═════ Recorded data ═════

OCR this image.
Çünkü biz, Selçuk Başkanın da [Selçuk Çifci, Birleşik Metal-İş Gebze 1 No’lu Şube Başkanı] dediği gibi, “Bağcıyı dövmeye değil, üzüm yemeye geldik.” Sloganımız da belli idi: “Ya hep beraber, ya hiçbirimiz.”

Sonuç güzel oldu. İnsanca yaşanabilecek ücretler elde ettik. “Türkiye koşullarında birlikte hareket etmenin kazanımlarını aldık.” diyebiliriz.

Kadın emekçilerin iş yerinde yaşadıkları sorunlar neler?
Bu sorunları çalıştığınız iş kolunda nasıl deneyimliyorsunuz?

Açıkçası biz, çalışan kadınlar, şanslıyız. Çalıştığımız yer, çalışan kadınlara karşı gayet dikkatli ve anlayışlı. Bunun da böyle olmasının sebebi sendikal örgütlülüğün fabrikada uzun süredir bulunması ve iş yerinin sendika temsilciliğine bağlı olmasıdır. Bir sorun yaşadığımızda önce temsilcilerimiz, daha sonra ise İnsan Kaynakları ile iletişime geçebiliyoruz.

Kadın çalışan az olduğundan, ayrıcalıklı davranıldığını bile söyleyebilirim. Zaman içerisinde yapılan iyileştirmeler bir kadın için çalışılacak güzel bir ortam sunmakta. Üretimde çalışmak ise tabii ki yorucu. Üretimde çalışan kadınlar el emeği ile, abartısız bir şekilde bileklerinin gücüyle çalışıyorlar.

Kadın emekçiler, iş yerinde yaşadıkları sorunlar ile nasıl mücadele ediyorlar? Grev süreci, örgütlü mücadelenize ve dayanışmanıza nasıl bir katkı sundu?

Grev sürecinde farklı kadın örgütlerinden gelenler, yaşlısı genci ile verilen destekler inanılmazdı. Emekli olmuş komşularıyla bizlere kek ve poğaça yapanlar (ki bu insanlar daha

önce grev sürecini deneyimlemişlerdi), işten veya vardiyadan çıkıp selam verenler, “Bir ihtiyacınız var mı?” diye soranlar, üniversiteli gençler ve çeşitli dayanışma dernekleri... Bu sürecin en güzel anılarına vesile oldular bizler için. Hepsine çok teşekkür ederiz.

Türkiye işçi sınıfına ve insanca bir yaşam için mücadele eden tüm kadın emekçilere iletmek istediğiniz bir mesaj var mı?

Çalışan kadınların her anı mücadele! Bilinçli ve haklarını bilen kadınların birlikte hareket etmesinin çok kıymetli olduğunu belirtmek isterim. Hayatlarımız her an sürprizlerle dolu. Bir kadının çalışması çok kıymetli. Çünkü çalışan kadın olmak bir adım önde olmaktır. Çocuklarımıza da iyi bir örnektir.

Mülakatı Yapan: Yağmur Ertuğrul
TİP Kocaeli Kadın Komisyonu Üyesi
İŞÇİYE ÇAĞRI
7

═════

Scan the material above. Return every line containing the string "mücadele".

* **Written solution**:
Kadın emekçiler, iş yerinde yaşadıkları sorunlar ile nasıl mücadele ediyorlar? Grev süreci, örgütlü mücadelenize ve dayanışmanıza nasıl bir katkı sundu?
Türkiye işçi sınıfına ve insanca bir yaşam için mücadele eden tüm kadın emekçilere iletmek istediğiniz bir mesaj var mı?
Çalışan kadınların her anı mücadele! Bilinçli ve haklarını bilen kadınların birlikte hareket etmesinin çok kıymetli olduğunu belirtmek isterim. Hayatlarımız her an sürprizlerle dolu. Bir kadının çalışması çok kıymetli. Çünkü çalışan kadın olmak bir adım önde olmaktır. Çocuklarımıza da iyi bir örnektir.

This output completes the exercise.